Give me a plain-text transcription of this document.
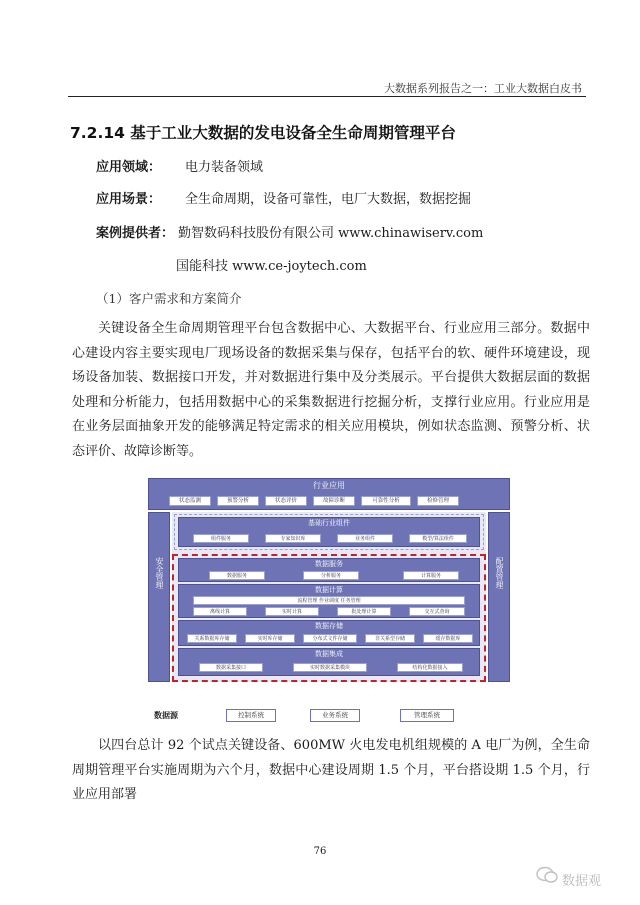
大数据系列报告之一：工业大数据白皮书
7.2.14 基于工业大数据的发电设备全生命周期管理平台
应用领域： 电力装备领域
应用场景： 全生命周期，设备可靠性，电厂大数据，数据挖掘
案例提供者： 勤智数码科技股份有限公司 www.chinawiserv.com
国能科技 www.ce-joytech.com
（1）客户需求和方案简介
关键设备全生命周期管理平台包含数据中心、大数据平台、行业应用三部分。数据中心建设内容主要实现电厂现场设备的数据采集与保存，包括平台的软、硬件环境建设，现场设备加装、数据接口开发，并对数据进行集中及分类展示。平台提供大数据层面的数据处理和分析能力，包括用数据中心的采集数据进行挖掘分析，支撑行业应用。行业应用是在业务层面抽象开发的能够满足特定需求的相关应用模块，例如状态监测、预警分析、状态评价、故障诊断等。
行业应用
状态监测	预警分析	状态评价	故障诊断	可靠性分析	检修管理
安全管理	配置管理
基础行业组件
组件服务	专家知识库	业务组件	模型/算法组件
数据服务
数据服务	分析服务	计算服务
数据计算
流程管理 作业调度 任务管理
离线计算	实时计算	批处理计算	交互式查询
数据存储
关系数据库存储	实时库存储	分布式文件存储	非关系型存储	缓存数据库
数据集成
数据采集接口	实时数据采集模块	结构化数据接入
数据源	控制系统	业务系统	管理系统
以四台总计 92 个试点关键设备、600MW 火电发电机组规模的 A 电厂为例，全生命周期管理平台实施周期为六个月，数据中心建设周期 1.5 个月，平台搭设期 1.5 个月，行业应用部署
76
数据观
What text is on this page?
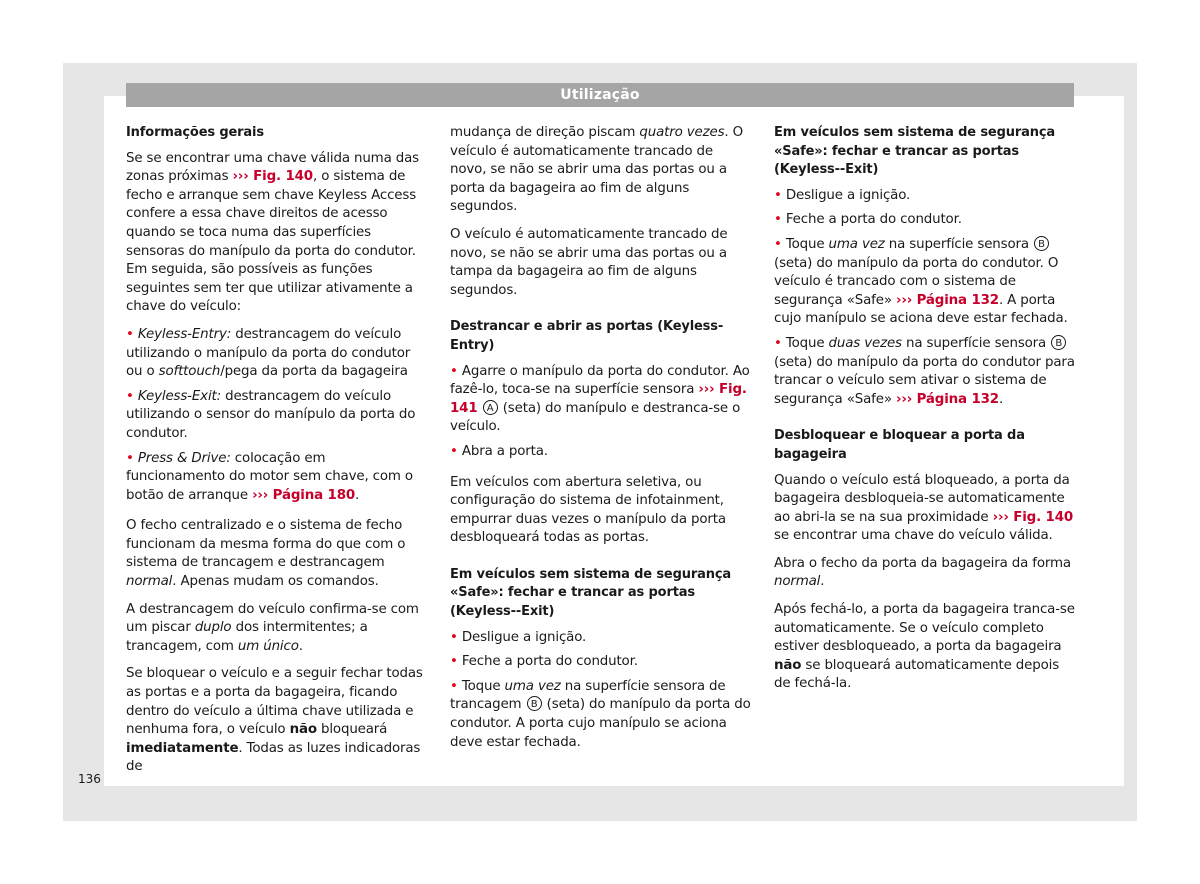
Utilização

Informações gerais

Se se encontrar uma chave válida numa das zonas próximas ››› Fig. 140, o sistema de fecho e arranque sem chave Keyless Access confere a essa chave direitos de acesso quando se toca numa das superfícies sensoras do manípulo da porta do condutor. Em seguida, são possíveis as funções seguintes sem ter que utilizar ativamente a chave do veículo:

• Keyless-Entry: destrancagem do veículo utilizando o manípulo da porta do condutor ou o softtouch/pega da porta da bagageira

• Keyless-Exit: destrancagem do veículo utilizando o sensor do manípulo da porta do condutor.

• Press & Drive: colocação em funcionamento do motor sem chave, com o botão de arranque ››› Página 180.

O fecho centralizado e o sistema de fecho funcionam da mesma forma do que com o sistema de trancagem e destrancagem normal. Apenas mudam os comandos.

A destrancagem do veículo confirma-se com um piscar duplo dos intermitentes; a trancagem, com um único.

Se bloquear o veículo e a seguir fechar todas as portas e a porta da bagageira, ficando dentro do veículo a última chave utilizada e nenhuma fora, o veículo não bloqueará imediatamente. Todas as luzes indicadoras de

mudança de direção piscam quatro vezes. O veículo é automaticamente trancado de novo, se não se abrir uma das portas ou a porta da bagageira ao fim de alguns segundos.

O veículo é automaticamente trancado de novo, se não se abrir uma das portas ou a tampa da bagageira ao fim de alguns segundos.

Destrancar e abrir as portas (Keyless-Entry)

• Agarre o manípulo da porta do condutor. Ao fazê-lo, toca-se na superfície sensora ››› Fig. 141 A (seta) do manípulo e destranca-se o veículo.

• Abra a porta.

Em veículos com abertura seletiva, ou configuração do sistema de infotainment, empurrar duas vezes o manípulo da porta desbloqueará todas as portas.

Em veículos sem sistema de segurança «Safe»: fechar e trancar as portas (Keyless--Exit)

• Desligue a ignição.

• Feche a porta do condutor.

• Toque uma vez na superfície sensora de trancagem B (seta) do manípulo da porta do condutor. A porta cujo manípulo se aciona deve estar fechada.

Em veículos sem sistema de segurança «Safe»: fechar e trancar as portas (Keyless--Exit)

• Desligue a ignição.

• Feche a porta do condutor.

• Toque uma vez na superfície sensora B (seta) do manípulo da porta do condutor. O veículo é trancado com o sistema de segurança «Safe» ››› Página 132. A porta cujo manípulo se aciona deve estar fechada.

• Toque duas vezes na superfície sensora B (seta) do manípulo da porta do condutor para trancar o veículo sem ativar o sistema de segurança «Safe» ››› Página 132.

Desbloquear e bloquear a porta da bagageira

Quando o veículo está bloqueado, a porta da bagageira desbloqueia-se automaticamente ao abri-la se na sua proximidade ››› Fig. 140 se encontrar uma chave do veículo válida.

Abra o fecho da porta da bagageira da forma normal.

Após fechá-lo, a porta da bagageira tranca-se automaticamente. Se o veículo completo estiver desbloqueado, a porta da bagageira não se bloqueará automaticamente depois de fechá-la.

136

+===+

_Aim:_ Find the word "destrancagem" in the entries above and gather every line that holds it.

_Output:_
• Keyless-Entry: destrancagem do veículo utilizando o manípulo da porta do condutor ou o softtouch/pega da porta da bagageira
• Keyless-Exit: destrancagem do veículo utilizando o sensor do manípulo da porta do condutor.
O fecho centralizado e o sistema de fecho funcionam da mesma forma do que com o sistema de trancagem e destrancagem normal. Apenas mudam os comandos.
A destrancagem do veículo confirma-se com um piscar duplo dos intermitentes; a trancagem, com um único.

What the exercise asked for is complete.